EXERCICE:
Poursuivez l'échange de questions et de réponses avec le président dans le passage cité, à la suite de sa dernière réplique.

PASSAGE CITÉ:
+++

LE PRÉSIDENT.- Madame Thatcher faisait observer que nous étions dans un très beau lieu, c'est vrai et nous le ressentons comme elle. Mais je voudrais ajouter que Canterbury c'est pas mal. J'y étais il n'y a pas si longtemps à vos côtés. Au demeurant j'ai été très heureux de recevoir sur le territoire national notre voisine et amie, le Premier ministre britannique.

- QUESTION.- (inaudible)

- LE PRÉSIDENT.- Oui, j'en ai le sentiment.

- QUESTION.- (inaudible)

- LE PRÉSIDENT.- La constatation, - comment dirai-je - qu'il passe un certain air de liberté, du moins d'espérance sans exagérer le propos. Cela va dans un certain sens ; il est important que cela continue d'aller dans ce sens. Mais nous n'avons pas dissimulé entre nous les difficultés que présentaient une position gouvernementale de cet ordre sur le plan de la réalisation sur le terrain de la politique nouvelle sans oublier bien entendu les problèmes qui se posent dans un certain nombre de républiques de l'Union des Républiques socialistes et soviétiques. Enfin, nous avons là un partenaire avec lequel il est important de parler. C'est ce que nous faisons.

+++

DONNÉES EXTRAITES:
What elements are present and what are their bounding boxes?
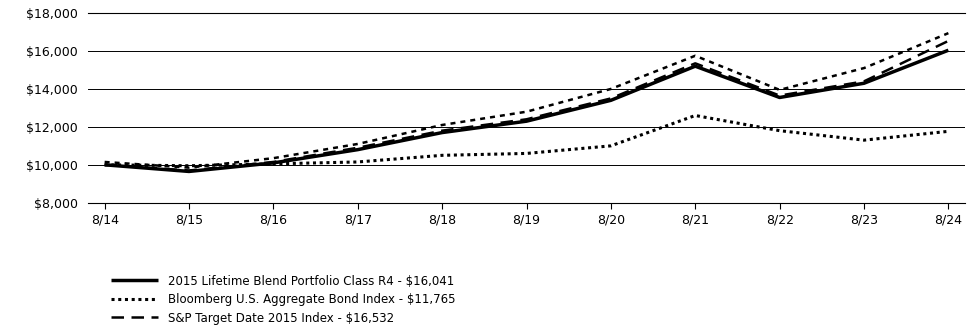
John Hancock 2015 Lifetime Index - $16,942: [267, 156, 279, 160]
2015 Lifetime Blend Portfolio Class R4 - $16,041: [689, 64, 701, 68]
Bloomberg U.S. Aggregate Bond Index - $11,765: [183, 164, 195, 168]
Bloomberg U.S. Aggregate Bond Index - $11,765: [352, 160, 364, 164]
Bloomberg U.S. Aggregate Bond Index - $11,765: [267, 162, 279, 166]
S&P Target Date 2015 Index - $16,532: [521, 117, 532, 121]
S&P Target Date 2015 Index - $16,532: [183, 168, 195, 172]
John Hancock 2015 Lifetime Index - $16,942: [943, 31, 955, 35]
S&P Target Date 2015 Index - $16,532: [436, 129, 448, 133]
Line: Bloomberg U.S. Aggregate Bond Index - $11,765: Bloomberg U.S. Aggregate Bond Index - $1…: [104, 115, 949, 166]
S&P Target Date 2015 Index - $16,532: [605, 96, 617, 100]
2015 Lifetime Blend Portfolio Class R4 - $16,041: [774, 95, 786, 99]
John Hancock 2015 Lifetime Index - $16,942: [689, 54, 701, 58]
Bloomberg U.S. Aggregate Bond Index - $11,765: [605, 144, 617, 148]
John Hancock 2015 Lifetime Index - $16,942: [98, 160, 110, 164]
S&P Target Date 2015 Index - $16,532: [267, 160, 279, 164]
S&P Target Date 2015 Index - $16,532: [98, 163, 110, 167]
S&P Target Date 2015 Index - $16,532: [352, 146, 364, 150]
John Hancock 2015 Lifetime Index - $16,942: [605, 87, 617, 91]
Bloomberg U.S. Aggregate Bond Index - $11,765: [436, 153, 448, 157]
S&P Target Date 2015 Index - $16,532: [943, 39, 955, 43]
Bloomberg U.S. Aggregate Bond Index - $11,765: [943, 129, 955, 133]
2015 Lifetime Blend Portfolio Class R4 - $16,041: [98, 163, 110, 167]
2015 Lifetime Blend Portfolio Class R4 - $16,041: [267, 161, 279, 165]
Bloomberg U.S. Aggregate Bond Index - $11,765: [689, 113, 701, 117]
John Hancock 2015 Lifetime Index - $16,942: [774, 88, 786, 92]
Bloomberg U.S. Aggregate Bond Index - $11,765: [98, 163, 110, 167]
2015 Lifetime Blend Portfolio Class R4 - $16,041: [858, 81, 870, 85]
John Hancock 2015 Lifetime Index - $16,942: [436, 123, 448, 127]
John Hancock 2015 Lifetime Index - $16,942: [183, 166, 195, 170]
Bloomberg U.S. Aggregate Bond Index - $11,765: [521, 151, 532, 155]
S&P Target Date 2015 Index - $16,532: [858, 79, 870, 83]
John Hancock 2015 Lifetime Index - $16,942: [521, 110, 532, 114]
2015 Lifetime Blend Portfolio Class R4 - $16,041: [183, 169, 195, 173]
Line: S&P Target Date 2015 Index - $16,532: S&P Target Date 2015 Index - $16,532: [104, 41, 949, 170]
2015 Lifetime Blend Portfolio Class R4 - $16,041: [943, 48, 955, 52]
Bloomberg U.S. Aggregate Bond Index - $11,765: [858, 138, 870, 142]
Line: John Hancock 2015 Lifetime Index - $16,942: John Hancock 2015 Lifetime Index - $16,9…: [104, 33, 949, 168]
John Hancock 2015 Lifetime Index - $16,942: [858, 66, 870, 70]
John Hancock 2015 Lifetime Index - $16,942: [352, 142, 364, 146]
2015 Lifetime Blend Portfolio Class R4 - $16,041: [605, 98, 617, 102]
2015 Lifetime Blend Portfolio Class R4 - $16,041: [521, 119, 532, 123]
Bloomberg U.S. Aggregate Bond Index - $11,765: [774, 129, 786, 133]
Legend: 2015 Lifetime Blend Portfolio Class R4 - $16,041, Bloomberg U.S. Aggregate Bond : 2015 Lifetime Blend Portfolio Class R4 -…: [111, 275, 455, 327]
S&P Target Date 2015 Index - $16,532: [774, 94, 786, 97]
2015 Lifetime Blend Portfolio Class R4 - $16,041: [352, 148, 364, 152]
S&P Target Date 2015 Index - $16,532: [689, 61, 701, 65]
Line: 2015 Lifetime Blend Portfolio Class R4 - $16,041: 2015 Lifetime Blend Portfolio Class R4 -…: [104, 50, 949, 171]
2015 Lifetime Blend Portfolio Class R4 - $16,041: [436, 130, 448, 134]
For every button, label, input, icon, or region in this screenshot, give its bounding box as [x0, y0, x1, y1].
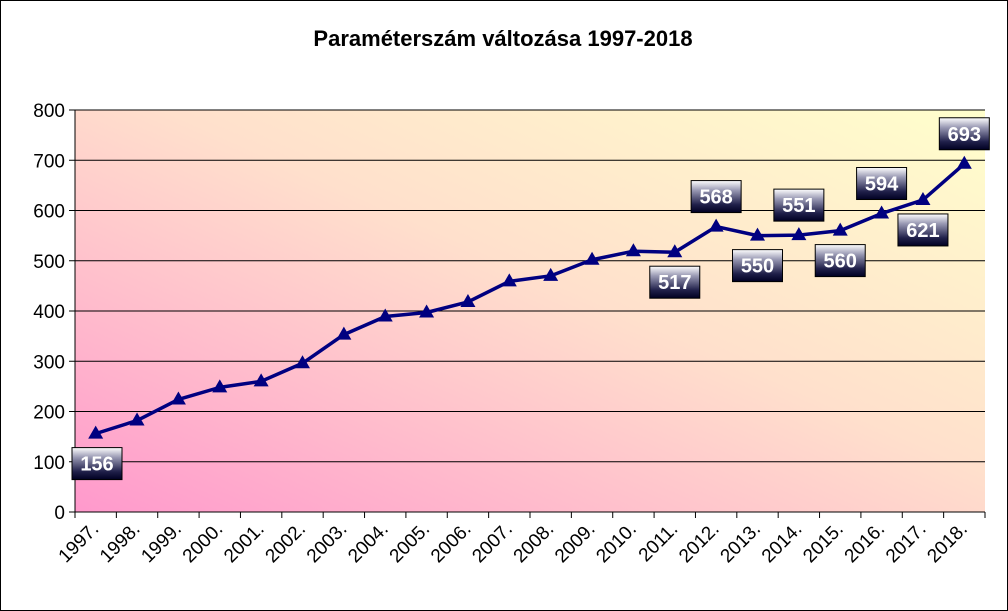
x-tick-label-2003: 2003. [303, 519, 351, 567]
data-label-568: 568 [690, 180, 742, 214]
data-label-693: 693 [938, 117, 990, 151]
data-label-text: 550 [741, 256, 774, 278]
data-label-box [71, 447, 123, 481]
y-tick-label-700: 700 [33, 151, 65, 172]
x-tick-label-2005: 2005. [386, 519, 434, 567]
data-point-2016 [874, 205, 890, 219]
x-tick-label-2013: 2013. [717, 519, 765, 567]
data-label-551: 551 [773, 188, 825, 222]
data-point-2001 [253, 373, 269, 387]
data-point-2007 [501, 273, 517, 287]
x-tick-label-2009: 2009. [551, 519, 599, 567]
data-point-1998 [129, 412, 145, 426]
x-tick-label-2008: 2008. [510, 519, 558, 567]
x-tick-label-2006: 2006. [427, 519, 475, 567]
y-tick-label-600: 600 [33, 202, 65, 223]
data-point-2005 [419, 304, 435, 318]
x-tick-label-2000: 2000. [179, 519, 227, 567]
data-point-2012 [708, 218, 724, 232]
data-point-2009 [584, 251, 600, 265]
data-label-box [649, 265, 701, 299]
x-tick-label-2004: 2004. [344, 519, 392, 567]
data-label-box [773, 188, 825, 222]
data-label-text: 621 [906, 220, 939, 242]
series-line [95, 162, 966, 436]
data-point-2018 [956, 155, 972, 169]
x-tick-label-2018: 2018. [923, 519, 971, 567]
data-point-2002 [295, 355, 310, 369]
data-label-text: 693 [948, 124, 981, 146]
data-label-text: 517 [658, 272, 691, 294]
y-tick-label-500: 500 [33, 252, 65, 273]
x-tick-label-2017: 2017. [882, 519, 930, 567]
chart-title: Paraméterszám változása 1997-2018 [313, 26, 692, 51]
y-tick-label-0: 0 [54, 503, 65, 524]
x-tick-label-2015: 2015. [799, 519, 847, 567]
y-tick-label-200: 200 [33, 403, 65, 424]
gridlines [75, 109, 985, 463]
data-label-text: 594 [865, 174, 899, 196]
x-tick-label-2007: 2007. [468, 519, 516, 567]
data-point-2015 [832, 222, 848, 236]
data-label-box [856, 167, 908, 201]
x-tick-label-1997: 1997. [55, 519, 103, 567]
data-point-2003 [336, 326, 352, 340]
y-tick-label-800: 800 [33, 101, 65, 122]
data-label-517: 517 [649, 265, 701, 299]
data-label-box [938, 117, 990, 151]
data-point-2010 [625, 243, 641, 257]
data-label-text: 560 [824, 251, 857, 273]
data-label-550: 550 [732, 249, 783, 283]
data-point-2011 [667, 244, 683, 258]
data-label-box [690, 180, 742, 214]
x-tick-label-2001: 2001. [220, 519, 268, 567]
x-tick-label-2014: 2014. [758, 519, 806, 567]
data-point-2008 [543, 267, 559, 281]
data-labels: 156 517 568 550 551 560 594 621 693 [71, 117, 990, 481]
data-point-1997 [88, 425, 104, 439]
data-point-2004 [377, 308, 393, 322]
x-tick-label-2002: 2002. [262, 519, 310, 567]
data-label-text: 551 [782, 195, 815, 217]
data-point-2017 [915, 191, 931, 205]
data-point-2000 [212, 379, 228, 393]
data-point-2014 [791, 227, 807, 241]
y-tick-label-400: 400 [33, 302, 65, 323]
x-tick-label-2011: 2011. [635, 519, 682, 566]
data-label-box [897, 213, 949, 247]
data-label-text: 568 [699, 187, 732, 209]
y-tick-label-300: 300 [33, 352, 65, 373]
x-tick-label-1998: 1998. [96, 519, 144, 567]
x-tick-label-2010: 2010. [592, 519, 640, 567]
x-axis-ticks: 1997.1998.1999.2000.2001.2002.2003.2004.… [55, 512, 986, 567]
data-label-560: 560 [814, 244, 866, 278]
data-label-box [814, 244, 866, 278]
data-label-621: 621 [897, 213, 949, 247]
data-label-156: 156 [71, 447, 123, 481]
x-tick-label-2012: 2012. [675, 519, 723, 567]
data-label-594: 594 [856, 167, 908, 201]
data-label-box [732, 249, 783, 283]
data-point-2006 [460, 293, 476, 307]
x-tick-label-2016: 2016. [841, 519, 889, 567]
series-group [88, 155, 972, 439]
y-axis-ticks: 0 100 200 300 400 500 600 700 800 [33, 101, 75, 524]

+++

RÉPONSE:
- QUESTION.- A propos de Rhodes, vous auriez pu quand même parler des questions monétaires et de la participation britannique dans ce qui est envisagé actuellement. Est-ce vous en avez parlé ?

- LE PRÉSIDENT.- C'est ce que j'ai dit. J'ai dit que nous avions abordé ce problème et que nous avions décidé de continuer la conversation à Rhodes.

- QUESTION.- (inaudible)

- LE PRÉSIDENT.- Mais nous n'avons pas eu l'occasion d'en parler et pour l'instant la conférence de presse se borne à examiner la conversation que nous avons eue aujourd'hui. On ne va pas traiter l'ensemble du problème qui se pose, sans quoi il faudrait faire comme les moines de Saint-Michel et s'installer là pour le reste du temps.

QUESTION.- (inaudible)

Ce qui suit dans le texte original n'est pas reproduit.